### Instruction
Output the material word for word. Leave each picture out.
[start Extracted information]
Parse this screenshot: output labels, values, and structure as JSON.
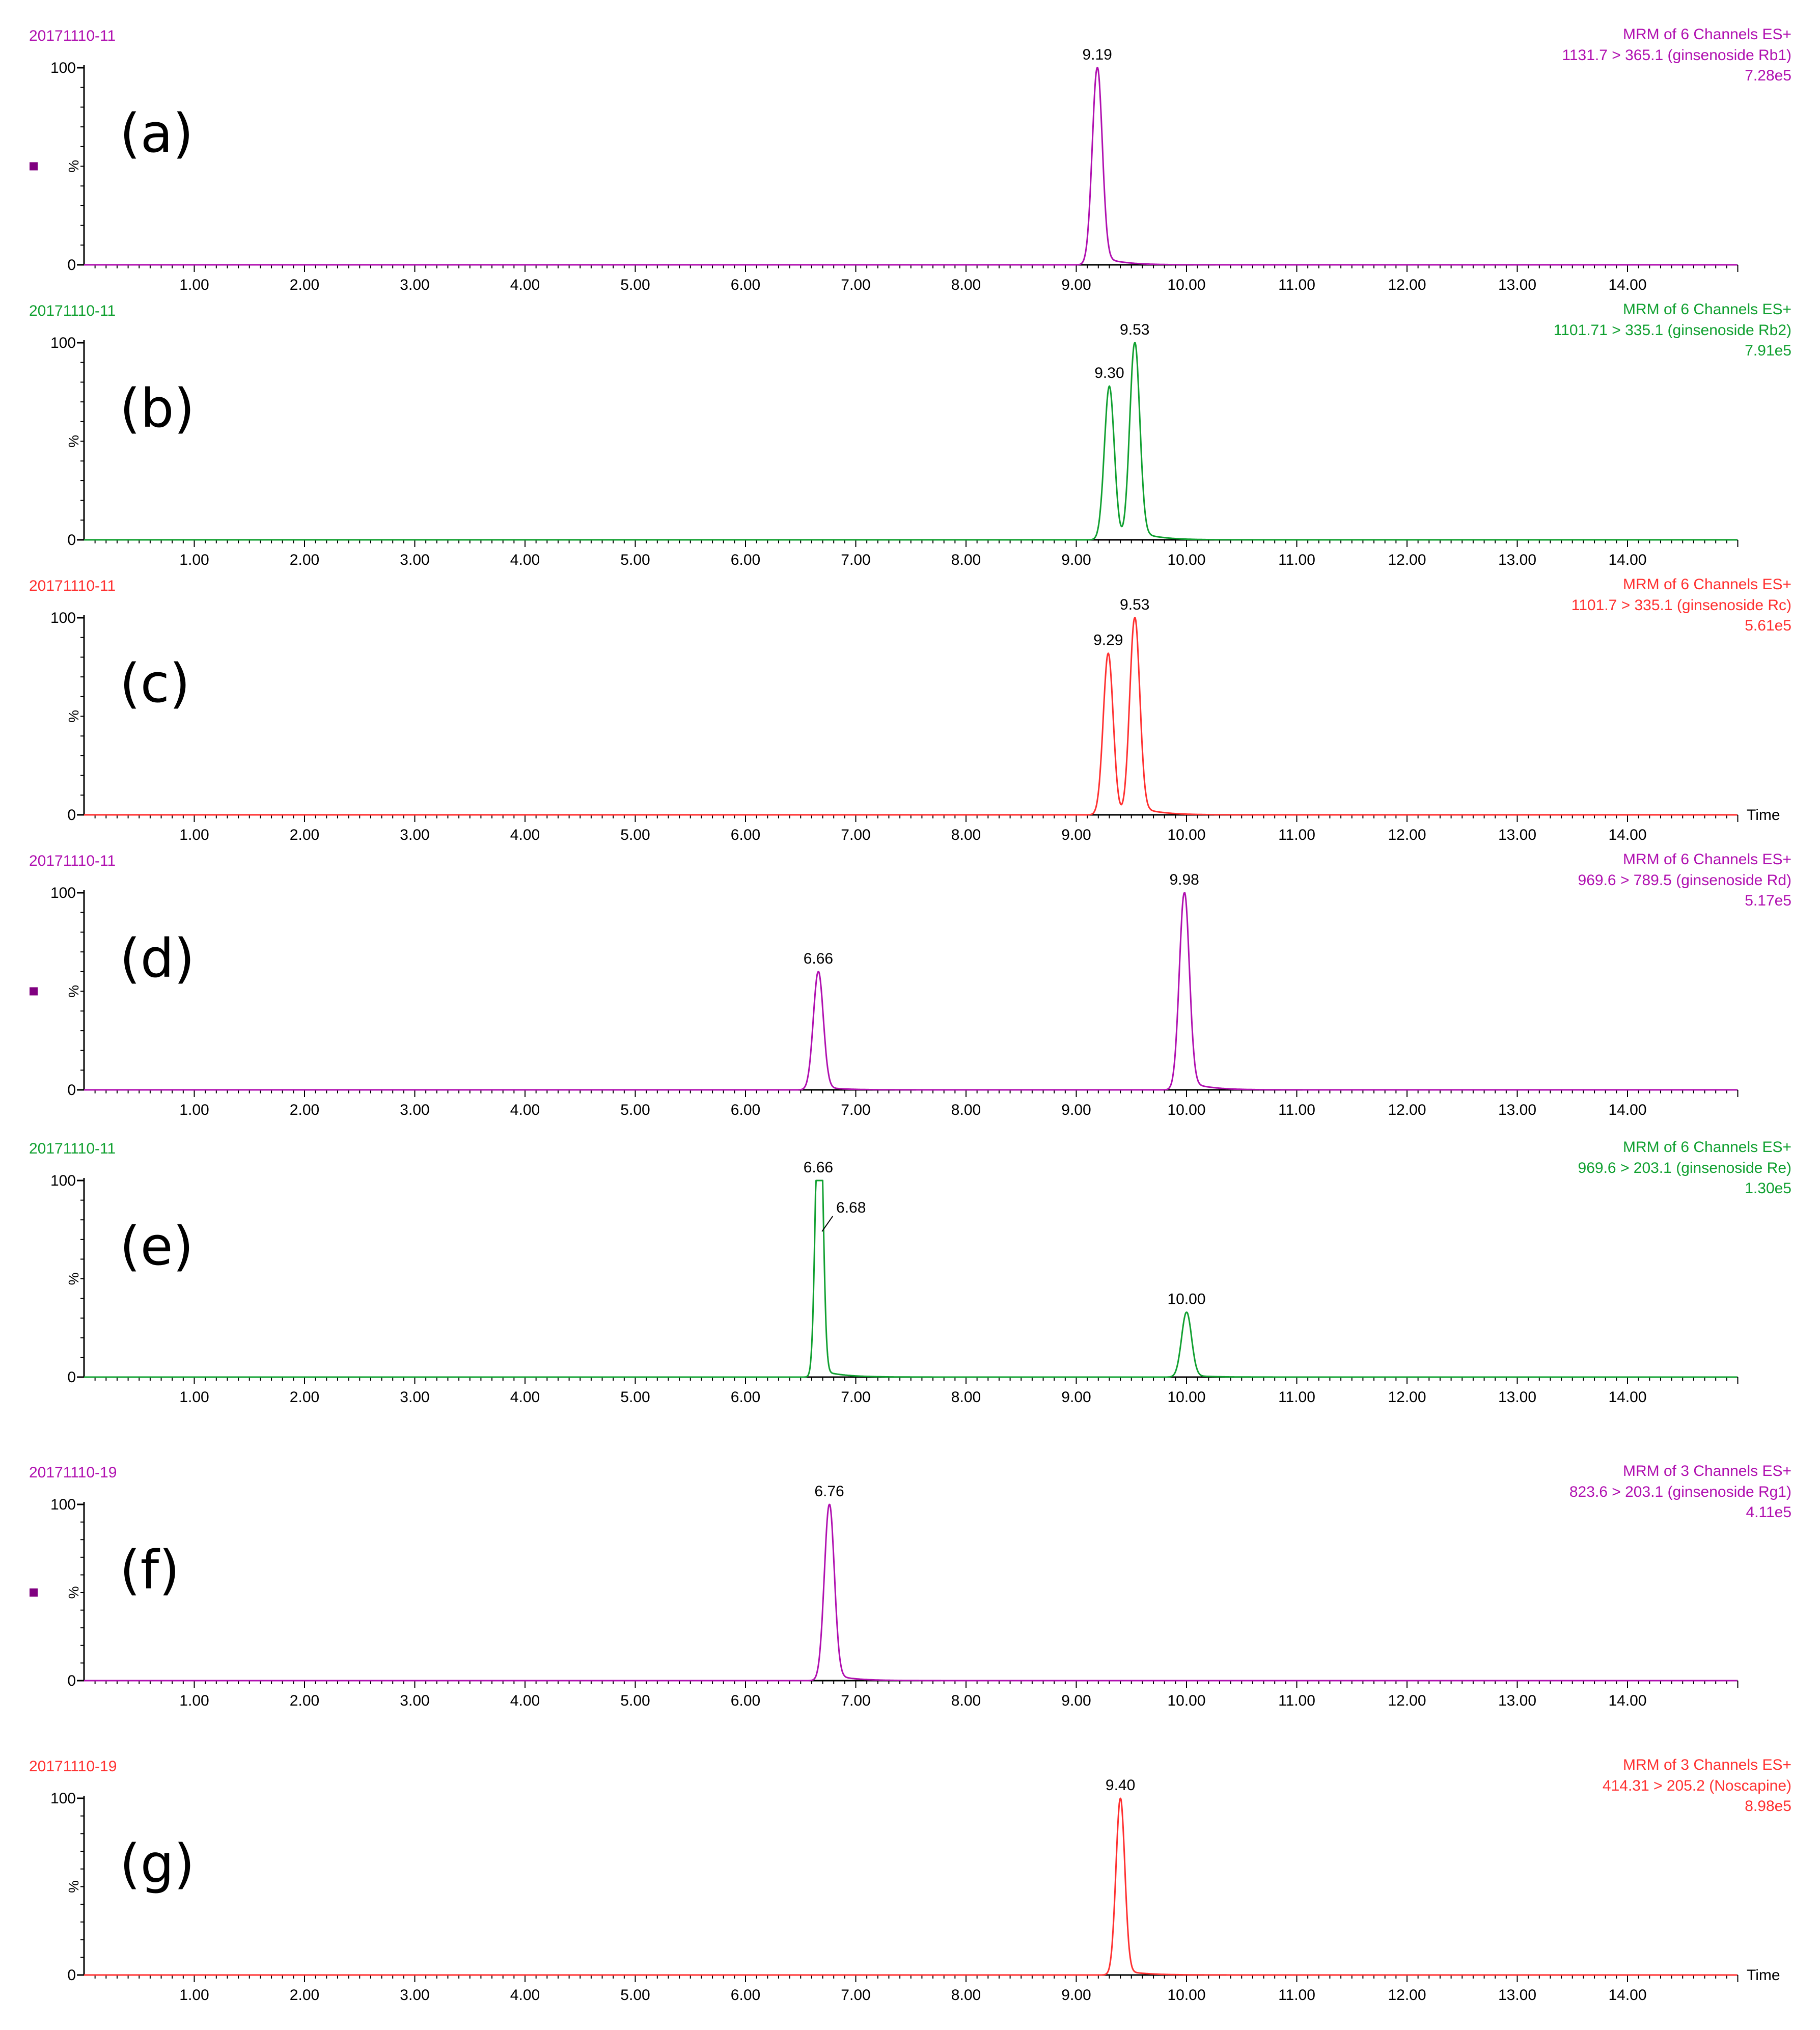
{
  "chart_data": [
    {
      "type": "line",
      "panel_label": "(a)",
      "sample": "20171110-11",
      "header": "MRM of 6 Channels ES+",
      "transition": "1131.7 > 365.1 (ginsenoside Rb1)",
      "intensity": "7.28e5",
      "color": "#b010b0",
      "marker": true,
      "time_label": "",
      "xlim": [
        0,
        15
      ],
      "ylim": [
        0,
        100
      ],
      "ylabel": "%",
      "y_ticks": [
        "100",
        "0"
      ],
      "x_ticks": [
        "1.00",
        "2.00",
        "3.00",
        "4.00",
        "5.00",
        "6.00",
        "7.00",
        "8.00",
        "9.00",
        "10.00",
        "11.00",
        "12.00",
        "13.00",
        "14.00"
      ],
      "peaks": [
        {
          "rt": 9.19,
          "height": 100,
          "width": 0.045,
          "tail": 0.05,
          "label": "9.19"
        }
      ]
    },
    {
      "type": "line",
      "panel_label": "(b)",
      "sample": "20171110-11",
      "header": "MRM of 6 Channels ES+",
      "transition": "1101.71 > 335.1 (ginsenoside Rb2)",
      "intensity": "7.91e5",
      "color": "#10a030",
      "marker": false,
      "time_label": "",
      "xlim": [
        0,
        15
      ],
      "ylim": [
        0,
        100
      ],
      "ylabel": "%",
      "y_ticks": [
        "100",
        "0"
      ],
      "x_ticks": [
        "1.00",
        "2.00",
        "3.00",
        "4.00",
        "5.00",
        "6.00",
        "7.00",
        "8.00",
        "9.00",
        "10.00",
        "11.00",
        "12.00",
        "13.00",
        "14.00"
      ],
      "peaks": [
        {
          "rt": 9.3,
          "height": 78,
          "width": 0.045,
          "tail": 0.0,
          "label": "9.30"
        },
        {
          "rt": 9.53,
          "height": 100,
          "width": 0.045,
          "tail": 0.05,
          "label": "9.53"
        }
      ]
    },
    {
      "type": "line",
      "panel_label": "(c)",
      "sample": "20171110-11",
      "header": "MRM of 6 Channels ES+",
      "transition": "1101.7 > 335.1 (ginsenoside Rc)",
      "intensity": "5.61e5",
      "color": "#ff3030",
      "marker": false,
      "time_label": "Time",
      "xlim": [
        0,
        15
      ],
      "ylim": [
        0,
        100
      ],
      "ylabel": "%",
      "y_ticks": [
        "100",
        "0"
      ],
      "x_ticks": [
        "1.00",
        "2.00",
        "3.00",
        "4.00",
        "5.00",
        "6.00",
        "7.00",
        "8.00",
        "9.00",
        "10.00",
        "11.00",
        "12.00",
        "13.00",
        "14.00"
      ],
      "peaks": [
        {
          "rt": 9.29,
          "height": 82,
          "width": 0.045,
          "tail": 0.0,
          "label": "9.29"
        },
        {
          "rt": 9.53,
          "height": 100,
          "width": 0.045,
          "tail": 0.05,
          "label": "9.53"
        }
      ]
    },
    {
      "type": "line",
      "panel_label": "(d)",
      "sample": "20171110-11",
      "header": "MRM of 6 Channels ES+",
      "transition": "969.6 > 789.5 (ginsenoside Rd)",
      "intensity": "5.17e5",
      "color": "#b010b0",
      "marker": true,
      "time_label": "",
      "xlim": [
        0,
        15
      ],
      "ylim": [
        0,
        100
      ],
      "ylabel": "%",
      "y_ticks": [
        "100",
        "0"
      ],
      "x_ticks": [
        "1.00",
        "2.00",
        "3.00",
        "4.00",
        "5.00",
        "6.00",
        "7.00",
        "8.00",
        "9.00",
        "10.00",
        "11.00",
        "12.00",
        "13.00",
        "14.00"
      ],
      "peaks": [
        {
          "rt": 6.66,
          "height": 60,
          "width": 0.045,
          "tail": 0.03,
          "label": "6.66"
        },
        {
          "rt": 9.98,
          "height": 100,
          "width": 0.045,
          "tail": 0.05,
          "label": "9.98"
        }
      ]
    },
    {
      "type": "line",
      "panel_label": "(e)",
      "sample": "20171110-11",
      "header": "MRM of 6 Channels ES+",
      "transition": "969.6 > 203.1 (ginsenoside Re)",
      "intensity": "1.30e5",
      "color": "#10a030",
      "marker": false,
      "time_label": "",
      "xlim": [
        0,
        15
      ],
      "ylim": [
        0,
        100
      ],
      "ylabel": "%",
      "y_ticks": [
        "100",
        "0"
      ],
      "x_ticks": [
        "1.00",
        "2.00",
        "3.00",
        "4.00",
        "5.00",
        "6.00",
        "7.00",
        "8.00",
        "9.00",
        "10.00",
        "11.00",
        "12.00",
        "13.00",
        "14.00"
      ],
      "peaks": [
        {
          "rt": 6.66,
          "height": 100,
          "width": 0.03,
          "tail": 0.04,
          "label": "6.66"
        },
        {
          "rt": 6.68,
          "height": 72,
          "width": 0.03,
          "tail": 0.0,
          "label": "6.68"
        },
        {
          "rt": 10.0,
          "height": 33,
          "width": 0.045,
          "tail": 0.03,
          "label": "10.00"
        }
      ]
    },
    {
      "type": "line",
      "panel_label": "(f)",
      "sample": "20171110-19",
      "header": "MRM of 3 Channels ES+",
      "transition": "823.6 > 203.1 (ginsenoside Rg1)",
      "intensity": "4.11e5",
      "color": "#b010b0",
      "marker": true,
      "time_label": "",
      "xlim": [
        0,
        15
      ],
      "ylim": [
        0,
        100
      ],
      "ylabel": "%",
      "y_ticks": [
        "100",
        "0"
      ],
      "x_ticks": [
        "1.00",
        "2.00",
        "3.00",
        "4.00",
        "5.00",
        "6.00",
        "7.00",
        "8.00",
        "9.00",
        "10.00",
        "11.00",
        "12.00",
        "13.00",
        "14.00"
      ],
      "peaks": [
        {
          "rt": 6.76,
          "height": 100,
          "width": 0.045,
          "tail": 0.04,
          "label": "6.76"
        }
      ]
    },
    {
      "type": "line",
      "panel_label": "(g)",
      "sample": "20171110-19",
      "header": "MRM of 3 Channels ES+",
      "transition": "414.31 > 205.2 (Noscapine)",
      "intensity": "8.98e5",
      "color": "#ff3030",
      "marker": false,
      "time_label": "Time",
      "xlim": [
        0,
        15
      ],
      "ylim": [
        0,
        100
      ],
      "ylabel": "%",
      "y_ticks": [
        "100",
        "0"
      ],
      "x_ticks": [
        "1.00",
        "2.00",
        "3.00",
        "4.00",
        "5.00",
        "6.00",
        "7.00",
        "8.00",
        "9.00",
        "10.00",
        "11.00",
        "12.00",
        "13.00",
        "14.00"
      ],
      "peaks": [
        {
          "rt": 9.4,
          "height": 100,
          "width": 0.04,
          "tail": 0.03,
          "label": "9.40"
        }
      ]
    }
  ]
}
[end Extracted information]
### Exercise output
Parse this screenshot: output labels, values, and structure as JSON.
{
  "chart_data": [
    {
      "type": "line",
      "panel_label": "(a)",
      "sample": "20171110-11",
      "header": "MRM of 6 Channels ES+",
      "transition": "1131.7 > 365.1 (ginsenoside Rb1)",
      "intensity": "7.28e5",
      "color": "#b010b0",
      "marker": true,
      "time_label": "",
      "xlim": [
        0,
        15
      ],
      "ylim": [
        0,
        100
      ],
      "ylabel": "%",
      "y_ticks": [
        "100",
        "0"
      ],
      "x_ticks": [
        "1.00",
        "2.00",
        "3.00",
        "4.00",
        "5.00",
        "6.00",
        "7.00",
        "8.00",
        "9.00",
        "10.00",
        "11.00",
        "12.00",
        "13.00",
        "14.00"
      ],
      "peaks": [
        {
          "rt": 9.19,
          "height": 100,
          "width": 0.045,
          "tail": 0.05,
          "label": "9.19"
        }
      ]
    },
    {
      "type": "line",
      "panel_label": "(b)",
      "sample": "20171110-11",
      "header": "MRM of 6 Channels ES+",
      "transition": "1101.71 > 335.1 (ginsenoside Rb2)",
      "intensity": "7.91e5",
      "color": "#10a030",
      "marker": false,
      "time_label": "",
      "xlim": [
        0,
        15
      ],
      "ylim": [
        0,
        100
      ],
      "ylabel": "%",
      "y_ticks": [
        "100",
        "0"
      ],
      "x_ticks": [
        "1.00",
        "2.00",
        "3.00",
        "4.00",
        "5.00",
        "6.00",
        "7.00",
        "8.00",
        "9.00",
        "10.00",
        "11.00",
        "12.00",
        "13.00",
        "14.00"
      ],
      "peaks": [
        {
          "rt": 9.3,
          "height": 78,
          "width": 0.045,
          "tail": 0.0,
          "label": "9.30"
        },
        {
          "rt": 9.53,
          "height": 100,
          "width": 0.045,
          "tail": 0.05,
          "label": "9.53"
        }
      ]
    },
    {
      "type": "line",
      "panel_label": "(c)",
      "sample": "20171110-11",
      "header": "MRM of 6 Channels ES+",
      "transition": "1101.7 > 335.1 (ginsenoside Rc)",
      "intensity": "5.61e5",
      "color": "#ff3030",
      "marker": false,
      "time_label": "Time",
      "xlim": [
        0,
        15
      ],
      "ylim": [
        0,
        100
      ],
      "ylabel": "%",
      "y_ticks": [
        "100",
        "0"
      ],
      "x_ticks": [
        "1.00",
        "2.00",
        "3.00",
        "4.00",
        "5.00",
        "6.00",
        "7.00",
        "8.00",
        "9.00",
        "10.00",
        "11.00",
        "12.00",
        "13.00",
        "14.00"
      ],
      "peaks": [
        {
          "rt": 9.29,
          "height": 82,
          "width": 0.045,
          "tail": 0.0,
          "label": "9.29"
        },
        {
          "rt": 9.53,
          "height": 100,
          "width": 0.045,
          "tail": 0.05,
          "label": "9.53"
        }
      ]
    },
    {
      "type": "line",
      "panel_label": "(d)",
      "sample": "20171110-11",
      "header": "MRM of 6 Channels ES+",
      "transition": "969.6 > 789.5 (ginsenoside Rd)",
      "intensity": "5.17e5",
      "color": "#b010b0",
      "marker": true,
      "time_label": "",
      "xlim": [
        0,
        15
      ],
      "ylim": [
        0,
        100
      ],
      "ylabel": "%",
      "y_ticks": [
        "100",
        "0"
      ],
      "x_ticks": [
        "1.00",
        "2.00",
        "3.00",
        "4.00",
        "5.00",
        "6.00",
        "7.00",
        "8.00",
        "9.00",
        "10.00",
        "11.00",
        "12.00",
        "13.00",
        "14.00"
      ],
      "peaks": [
        {
          "rt": 6.66,
          "height": 60,
          "width": 0.045,
          "tail": 0.03,
          "label": "6.66"
        },
        {
          "rt": 9.98,
          "height": 100,
          "width": 0.045,
          "tail": 0.05,
          "label": "9.98"
        }
      ]
    },
    {
      "type": "line",
      "panel_label": "(e)",
      "sample": "20171110-11",
      "header": "MRM of 6 Channels ES+",
      "transition": "969.6 > 203.1 (ginsenoside Re)",
      "intensity": "1.30e5",
      "color": "#10a030",
      "marker": false,
      "time_label": "",
      "xlim": [
        0,
        15
      ],
      "ylim": [
        0,
        100
      ],
      "ylabel": "%",
      "y_ticks": [
        "100",
        "0"
      ],
      "x_ticks": [
        "1.00",
        "2.00",
        "3.00",
        "4.00",
        "5.00",
        "6.00",
        "7.00",
        "8.00",
        "9.00",
        "10.00",
        "11.00",
        "12.00",
        "13.00",
        "14.00"
      ],
      "peaks": [
        {
          "rt": 6.66,
          "height": 100,
          "width": 0.03,
          "tail": 0.04,
          "label": "6.66"
        },
        {
          "rt": 6.68,
          "height": 72,
          "width": 0.03,
          "tail": 0.0,
          "label": "6.68"
        },
        {
          "rt": 10.0,
          "height": 33,
          "width": 0.045,
          "tail": 0.03,
          "label": "10.00"
        }
      ]
    },
    {
      "type": "line",
      "panel_label": "(f)",
      "sample": "20171110-19",
      "header": "MRM of 3 Channels ES+",
      "transition": "823.6 > 203.1 (ginsenoside Rg1)",
      "intensity": "4.11e5",
      "color": "#b010b0",
      "marker": true,
      "time_label": "",
      "xlim": [
        0,
        15
      ],
      "ylim": [
        0,
        100
      ],
      "ylabel": "%",
      "y_ticks": [
        "100",
        "0"
      ],
      "x_ticks": [
        "1.00",
        "2.00",
        "3.00",
        "4.00",
        "5.00",
        "6.00",
        "7.00",
        "8.00",
        "9.00",
        "10.00",
        "11.00",
        "12.00",
        "13.00",
        "14.00"
      ],
      "peaks": [
        {
          "rt": 6.76,
          "height": 100,
          "width": 0.045,
          "tail": 0.04,
          "label": "6.76"
        }
      ]
    },
    {
      "type": "line",
      "panel_label": "(g)",
      "sample": "20171110-19",
      "header": "MRM of 3 Channels ES+",
      "transition": "414.31 > 205.2 (Noscapine)",
      "intensity": "8.98e5",
      "color": "#ff3030",
      "marker": false,
      "time_label": "Time",
      "xlim": [
        0,
        15
      ],
      "ylim": [
        0,
        100
      ],
      "ylabel": "%",
      "y_ticks": [
        "100",
        "0"
      ],
      "x_ticks": [
        "1.00",
        "2.00",
        "3.00",
        "4.00",
        "5.00",
        "6.00",
        "7.00",
        "8.00",
        "9.00",
        "10.00",
        "11.00",
        "12.00",
        "13.00",
        "14.00"
      ],
      "peaks": [
        {
          "rt": 9.4,
          "height": 100,
          "width": 0.04,
          "tail": 0.03,
          "label": "9.40"
        }
      ]
    }
  ]
}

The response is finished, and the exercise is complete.